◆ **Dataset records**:
┌──

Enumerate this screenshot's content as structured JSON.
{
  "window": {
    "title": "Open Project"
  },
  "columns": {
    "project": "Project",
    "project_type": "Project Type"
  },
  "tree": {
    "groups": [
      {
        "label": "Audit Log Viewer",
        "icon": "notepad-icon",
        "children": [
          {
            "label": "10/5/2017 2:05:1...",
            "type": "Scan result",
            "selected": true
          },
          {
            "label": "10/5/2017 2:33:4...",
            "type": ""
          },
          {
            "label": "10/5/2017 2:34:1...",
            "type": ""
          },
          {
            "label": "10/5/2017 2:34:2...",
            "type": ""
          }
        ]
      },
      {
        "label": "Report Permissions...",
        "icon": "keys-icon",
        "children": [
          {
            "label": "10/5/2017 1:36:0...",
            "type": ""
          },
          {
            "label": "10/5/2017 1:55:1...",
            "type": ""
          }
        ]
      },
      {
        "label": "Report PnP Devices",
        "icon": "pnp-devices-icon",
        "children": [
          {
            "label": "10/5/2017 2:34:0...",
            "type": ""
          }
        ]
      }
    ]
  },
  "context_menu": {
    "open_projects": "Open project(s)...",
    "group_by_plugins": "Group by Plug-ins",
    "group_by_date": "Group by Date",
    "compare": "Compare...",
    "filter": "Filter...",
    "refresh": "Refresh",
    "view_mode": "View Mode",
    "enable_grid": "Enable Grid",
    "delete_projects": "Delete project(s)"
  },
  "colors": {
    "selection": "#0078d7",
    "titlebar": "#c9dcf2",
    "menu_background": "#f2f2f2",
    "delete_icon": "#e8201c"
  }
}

└──

◆ **THE REQUEST**: Return every line of the material exactly.

◆ **RESULT BELOW**:
Enumerate this screenshot's content as structured JSON.
{
  "window": {
    "title": "Open Project"
  },
  "columns": {
    "project": "Project",
    "project_type": "Project Type"
  },
  "tree": {
    "groups": [
      {
        "label": "Audit Log Viewer",
        "icon": "notepad-icon",
        "children": [
          {
            "label": "10/5/2017 2:05:1...",
            "type": "Scan result",
            "selected": true
          },
          {
            "label": "10/5/2017 2:33:4...",
            "type": ""
          },
          {
            "label": "10/5/2017 2:34:1...",
            "type": ""
          },
          {
            "label": "10/5/2017 2:34:2...",
            "type": ""
          }
        ]
      },
      {
        "label": "Report Permissions...",
        "icon": "keys-icon",
        "children": [
          {
            "label": "10/5/2017 1:36:0...",
            "type": ""
          },
          {
            "label": "10/5/2017 1:55:1...",
            "type": ""
          }
        ]
      },
      {
        "label": "Report PnP Devices",
        "icon": "pnp-devices-icon",
        "children": [
          {
            "label": "10/5/2017 2:34:0...",
            "type": ""
          }
        ]
      }
    ]
  },
  "context_menu": {
    "open_projects": "Open project(s)...",
    "group_by_plugins": "Group by Plug-ins",
    "group_by_date": "Group by Date",
    "compare": "Compare...",
    "filter": "Filter...",
    "refresh": "Refresh",
    "view_mode": "View Mode",
    "enable_grid": "Enable Grid",
    "delete_projects": "Delete project(s)"
  },
  "colors": {
    "selection": "#0078d7",
    "titlebar": "#c9dcf2",
    "menu_background": "#f2f2f2",
    "delete_icon": "#e8201c"
  }
}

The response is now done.